• [Task details]
Your answer must be an exact transcription of the lines from the line with "Convert this document image to plain text." through the final line of the data.
┌─ Data shown
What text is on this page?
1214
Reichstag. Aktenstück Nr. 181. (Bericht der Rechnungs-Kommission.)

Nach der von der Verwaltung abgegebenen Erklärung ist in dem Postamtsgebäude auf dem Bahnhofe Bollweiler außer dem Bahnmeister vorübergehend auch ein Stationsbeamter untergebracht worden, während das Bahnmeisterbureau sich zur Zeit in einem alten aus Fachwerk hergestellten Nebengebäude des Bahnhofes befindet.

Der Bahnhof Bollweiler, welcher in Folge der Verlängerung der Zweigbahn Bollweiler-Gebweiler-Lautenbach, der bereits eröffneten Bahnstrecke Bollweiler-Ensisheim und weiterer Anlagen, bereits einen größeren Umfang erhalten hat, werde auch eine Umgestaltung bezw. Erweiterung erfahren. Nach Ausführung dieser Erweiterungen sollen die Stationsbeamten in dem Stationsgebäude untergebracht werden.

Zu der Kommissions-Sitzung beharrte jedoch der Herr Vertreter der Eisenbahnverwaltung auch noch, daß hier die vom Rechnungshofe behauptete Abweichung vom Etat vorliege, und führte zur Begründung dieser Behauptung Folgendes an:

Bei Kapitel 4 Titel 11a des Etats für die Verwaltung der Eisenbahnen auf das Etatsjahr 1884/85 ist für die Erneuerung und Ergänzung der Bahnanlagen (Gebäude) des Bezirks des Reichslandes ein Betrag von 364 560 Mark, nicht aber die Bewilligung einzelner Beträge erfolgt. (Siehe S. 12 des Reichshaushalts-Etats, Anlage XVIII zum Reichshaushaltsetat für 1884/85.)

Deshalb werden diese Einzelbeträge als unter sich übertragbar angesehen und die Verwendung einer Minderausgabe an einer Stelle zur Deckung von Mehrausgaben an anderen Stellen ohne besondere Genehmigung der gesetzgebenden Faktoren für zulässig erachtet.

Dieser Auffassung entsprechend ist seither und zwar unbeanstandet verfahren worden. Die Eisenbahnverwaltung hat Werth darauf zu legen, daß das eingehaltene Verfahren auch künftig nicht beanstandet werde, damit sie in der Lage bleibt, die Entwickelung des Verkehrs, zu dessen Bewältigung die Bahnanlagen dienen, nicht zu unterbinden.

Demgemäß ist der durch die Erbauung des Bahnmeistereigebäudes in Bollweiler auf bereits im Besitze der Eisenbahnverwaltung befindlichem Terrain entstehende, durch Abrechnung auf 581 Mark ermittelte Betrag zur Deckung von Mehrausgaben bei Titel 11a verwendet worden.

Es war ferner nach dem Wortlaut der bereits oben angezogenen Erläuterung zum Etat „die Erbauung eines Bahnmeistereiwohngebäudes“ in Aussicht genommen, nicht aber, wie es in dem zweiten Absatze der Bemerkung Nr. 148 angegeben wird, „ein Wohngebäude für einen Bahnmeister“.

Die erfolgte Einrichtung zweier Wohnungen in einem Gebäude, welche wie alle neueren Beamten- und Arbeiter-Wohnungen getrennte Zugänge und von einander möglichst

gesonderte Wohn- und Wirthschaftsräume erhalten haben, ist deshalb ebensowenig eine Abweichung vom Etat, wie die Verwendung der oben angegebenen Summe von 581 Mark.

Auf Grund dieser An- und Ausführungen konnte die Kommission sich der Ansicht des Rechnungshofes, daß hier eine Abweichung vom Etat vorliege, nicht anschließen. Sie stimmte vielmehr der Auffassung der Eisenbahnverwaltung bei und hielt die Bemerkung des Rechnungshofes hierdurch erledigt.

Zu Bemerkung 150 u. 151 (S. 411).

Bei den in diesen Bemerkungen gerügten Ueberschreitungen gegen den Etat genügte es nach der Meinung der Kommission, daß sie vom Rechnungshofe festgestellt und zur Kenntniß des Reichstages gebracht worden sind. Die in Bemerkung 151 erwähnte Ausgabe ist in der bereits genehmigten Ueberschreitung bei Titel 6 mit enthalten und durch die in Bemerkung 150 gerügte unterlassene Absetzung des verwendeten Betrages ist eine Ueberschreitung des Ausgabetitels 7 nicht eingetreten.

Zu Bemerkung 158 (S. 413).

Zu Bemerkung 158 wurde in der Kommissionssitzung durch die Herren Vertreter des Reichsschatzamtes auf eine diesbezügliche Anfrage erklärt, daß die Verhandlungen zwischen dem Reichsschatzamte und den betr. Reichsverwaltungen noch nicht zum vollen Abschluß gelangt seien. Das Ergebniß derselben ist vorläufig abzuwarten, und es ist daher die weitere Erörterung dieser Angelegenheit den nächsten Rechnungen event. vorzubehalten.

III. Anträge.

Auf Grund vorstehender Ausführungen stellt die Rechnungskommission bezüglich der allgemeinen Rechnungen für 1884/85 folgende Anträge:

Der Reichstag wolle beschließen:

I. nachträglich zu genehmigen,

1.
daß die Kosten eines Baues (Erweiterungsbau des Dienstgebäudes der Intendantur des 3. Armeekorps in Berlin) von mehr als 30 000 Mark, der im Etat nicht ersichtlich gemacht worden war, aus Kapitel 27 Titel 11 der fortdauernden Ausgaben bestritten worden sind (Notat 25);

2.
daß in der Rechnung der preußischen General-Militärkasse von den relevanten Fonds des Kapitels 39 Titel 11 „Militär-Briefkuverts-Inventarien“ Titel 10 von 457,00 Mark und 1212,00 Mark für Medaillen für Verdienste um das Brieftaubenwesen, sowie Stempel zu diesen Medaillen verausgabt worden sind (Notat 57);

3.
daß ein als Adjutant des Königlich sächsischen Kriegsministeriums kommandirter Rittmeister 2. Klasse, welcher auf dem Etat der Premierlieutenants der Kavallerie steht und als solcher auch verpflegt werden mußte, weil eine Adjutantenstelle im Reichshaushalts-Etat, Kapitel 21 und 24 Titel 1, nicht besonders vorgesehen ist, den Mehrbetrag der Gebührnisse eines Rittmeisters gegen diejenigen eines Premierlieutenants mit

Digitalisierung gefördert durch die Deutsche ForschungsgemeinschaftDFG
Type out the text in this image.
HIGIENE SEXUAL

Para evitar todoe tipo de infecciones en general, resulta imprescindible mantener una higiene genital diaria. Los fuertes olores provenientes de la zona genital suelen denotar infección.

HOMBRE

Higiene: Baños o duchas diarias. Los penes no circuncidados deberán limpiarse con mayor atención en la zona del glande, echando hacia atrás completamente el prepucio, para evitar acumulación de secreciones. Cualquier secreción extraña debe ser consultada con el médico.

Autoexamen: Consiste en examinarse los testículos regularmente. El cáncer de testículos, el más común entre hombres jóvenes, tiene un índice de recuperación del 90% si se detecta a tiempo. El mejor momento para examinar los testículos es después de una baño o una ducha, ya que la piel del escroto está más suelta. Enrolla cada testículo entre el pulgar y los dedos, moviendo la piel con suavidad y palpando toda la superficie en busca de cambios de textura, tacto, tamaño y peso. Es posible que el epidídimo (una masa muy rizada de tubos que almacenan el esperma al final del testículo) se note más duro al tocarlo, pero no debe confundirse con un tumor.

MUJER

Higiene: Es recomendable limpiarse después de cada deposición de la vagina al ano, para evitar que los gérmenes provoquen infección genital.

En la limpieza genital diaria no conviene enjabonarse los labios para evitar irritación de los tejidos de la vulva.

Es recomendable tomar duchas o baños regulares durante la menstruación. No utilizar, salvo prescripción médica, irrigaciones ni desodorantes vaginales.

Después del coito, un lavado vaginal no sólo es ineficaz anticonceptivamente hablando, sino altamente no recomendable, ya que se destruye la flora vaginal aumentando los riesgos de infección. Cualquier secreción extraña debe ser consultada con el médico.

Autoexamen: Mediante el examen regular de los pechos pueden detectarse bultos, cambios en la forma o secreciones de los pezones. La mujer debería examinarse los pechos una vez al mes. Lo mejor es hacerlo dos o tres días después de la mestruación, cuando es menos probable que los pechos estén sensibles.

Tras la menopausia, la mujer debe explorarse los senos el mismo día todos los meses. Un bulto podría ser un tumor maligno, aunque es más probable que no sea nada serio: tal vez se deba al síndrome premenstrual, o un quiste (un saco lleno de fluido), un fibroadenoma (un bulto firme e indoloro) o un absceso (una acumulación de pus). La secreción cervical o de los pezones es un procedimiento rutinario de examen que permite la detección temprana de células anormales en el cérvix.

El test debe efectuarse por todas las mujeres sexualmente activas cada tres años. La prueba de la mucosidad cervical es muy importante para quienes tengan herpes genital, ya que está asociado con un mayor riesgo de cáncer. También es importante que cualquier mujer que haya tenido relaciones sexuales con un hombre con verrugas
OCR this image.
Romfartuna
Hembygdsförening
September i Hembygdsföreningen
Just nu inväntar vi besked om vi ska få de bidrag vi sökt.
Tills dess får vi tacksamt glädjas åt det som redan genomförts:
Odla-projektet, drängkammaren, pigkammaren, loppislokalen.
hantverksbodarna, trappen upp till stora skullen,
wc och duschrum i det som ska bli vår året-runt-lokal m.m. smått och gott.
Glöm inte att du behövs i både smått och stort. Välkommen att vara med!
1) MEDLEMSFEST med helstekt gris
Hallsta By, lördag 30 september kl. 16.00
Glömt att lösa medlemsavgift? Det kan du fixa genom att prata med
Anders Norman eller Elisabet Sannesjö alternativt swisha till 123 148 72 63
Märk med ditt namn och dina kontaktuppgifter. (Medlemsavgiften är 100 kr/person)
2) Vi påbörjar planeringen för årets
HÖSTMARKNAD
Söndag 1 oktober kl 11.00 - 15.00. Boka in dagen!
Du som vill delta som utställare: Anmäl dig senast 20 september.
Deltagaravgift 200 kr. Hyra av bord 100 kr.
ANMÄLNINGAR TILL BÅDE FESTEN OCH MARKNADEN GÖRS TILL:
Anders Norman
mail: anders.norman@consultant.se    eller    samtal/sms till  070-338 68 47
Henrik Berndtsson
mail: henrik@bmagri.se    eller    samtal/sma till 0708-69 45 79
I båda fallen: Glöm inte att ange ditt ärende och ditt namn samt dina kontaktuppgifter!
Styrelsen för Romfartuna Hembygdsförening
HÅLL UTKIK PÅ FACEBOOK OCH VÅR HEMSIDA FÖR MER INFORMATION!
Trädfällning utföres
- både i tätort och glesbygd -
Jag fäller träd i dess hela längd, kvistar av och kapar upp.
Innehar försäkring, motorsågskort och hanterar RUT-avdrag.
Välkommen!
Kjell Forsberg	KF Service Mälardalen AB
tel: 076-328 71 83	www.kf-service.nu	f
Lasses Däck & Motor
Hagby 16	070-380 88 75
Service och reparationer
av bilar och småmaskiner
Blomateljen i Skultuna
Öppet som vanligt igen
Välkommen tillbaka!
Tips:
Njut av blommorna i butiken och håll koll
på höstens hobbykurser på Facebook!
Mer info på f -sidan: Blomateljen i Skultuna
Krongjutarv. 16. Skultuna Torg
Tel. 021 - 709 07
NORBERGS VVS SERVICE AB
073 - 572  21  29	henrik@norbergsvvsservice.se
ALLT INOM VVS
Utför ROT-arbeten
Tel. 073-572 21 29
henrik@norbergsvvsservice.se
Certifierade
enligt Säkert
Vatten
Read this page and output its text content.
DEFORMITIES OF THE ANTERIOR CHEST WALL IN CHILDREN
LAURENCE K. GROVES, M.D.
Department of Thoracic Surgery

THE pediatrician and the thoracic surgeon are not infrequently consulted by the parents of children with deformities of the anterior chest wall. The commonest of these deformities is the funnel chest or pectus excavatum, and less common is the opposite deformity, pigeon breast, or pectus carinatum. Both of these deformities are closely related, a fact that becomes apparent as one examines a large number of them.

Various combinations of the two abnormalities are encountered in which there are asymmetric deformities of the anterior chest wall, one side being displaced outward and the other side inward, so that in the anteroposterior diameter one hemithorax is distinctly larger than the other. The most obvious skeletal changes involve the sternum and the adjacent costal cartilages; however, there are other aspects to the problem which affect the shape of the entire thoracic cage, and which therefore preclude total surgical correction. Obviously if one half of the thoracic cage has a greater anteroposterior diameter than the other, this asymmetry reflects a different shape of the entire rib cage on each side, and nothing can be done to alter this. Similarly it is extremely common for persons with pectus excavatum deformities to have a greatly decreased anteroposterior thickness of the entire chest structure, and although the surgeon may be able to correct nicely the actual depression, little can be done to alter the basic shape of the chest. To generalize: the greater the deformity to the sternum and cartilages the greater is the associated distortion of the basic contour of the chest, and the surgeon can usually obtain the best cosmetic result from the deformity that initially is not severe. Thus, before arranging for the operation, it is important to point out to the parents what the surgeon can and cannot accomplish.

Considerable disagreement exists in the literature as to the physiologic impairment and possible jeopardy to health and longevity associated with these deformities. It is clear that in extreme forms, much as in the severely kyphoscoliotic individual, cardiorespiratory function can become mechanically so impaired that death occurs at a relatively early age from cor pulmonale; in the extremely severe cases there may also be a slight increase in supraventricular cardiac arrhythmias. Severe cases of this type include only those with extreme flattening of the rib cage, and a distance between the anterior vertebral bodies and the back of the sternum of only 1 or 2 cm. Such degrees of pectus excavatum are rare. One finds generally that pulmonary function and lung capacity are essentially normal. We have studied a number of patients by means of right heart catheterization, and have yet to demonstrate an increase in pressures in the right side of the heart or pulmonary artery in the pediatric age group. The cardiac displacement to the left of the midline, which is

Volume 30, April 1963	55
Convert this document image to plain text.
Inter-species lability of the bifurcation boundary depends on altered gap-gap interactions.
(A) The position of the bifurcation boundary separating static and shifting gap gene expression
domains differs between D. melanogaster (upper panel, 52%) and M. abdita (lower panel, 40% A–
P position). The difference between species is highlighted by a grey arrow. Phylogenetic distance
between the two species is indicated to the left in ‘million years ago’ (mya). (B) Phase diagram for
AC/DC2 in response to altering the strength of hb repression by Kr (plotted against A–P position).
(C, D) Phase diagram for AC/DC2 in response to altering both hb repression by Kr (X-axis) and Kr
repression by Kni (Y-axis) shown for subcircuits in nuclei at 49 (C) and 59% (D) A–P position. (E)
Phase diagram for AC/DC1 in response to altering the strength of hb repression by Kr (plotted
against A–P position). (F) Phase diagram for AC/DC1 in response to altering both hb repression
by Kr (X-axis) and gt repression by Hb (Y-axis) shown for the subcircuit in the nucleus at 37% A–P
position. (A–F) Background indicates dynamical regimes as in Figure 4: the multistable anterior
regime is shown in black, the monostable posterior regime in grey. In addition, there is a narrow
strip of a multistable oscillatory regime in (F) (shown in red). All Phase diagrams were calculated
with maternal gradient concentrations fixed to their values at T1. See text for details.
└─
• [Reply to the exercise]
Convert this document image to plain text.
Inter-species lability of the bifurcation boundary depends on altered gap-gap interactions.
(A) The position of the bifurcation boundary separating static and shifting gap gene expression
domains differs between D. melanogaster (upper panel, 52%) and M. abdita (lower panel, 40% A–
P position). The difference between species is highlighted by a grey arrow. Phylogenetic distance
between the two species is indicated to the left in ‘million years ago’ (mya). (B) Phase diagram for
AC/DC2 in response to altering the strength of hb repression by Kr (plotted against A–P position).
(C, D) Phase diagram for AC/DC2 in response to altering both hb repression by Kr (X-axis) and Kr
repression by Kni (Y-axis) shown for subcircuits in nuclei at 49 (C) and 59% (D) A–P position. (E)
Phase diagram for AC/DC1 in response to altering the strength of hb repression by Kr (plotted
against A–P position). (F) Phase diagram for AC/DC1 in response to altering both hb repression
by Kr (X-axis) and gt repression by Hb (Y-axis) shown for the subcircuit in the nucleus at 37% A–P
position. (A–F) Background indicates dynamical regimes as in Figure 4: the multistable anterior
regime is shown in black, the monostable posterior regime in grey. In addition, there is a narrow
strip of a multistable oscillatory regime in (F) (shown in red). All Phase diagrams were calculated
with maternal gradient concentrations fixed to their values at T1. See text for details.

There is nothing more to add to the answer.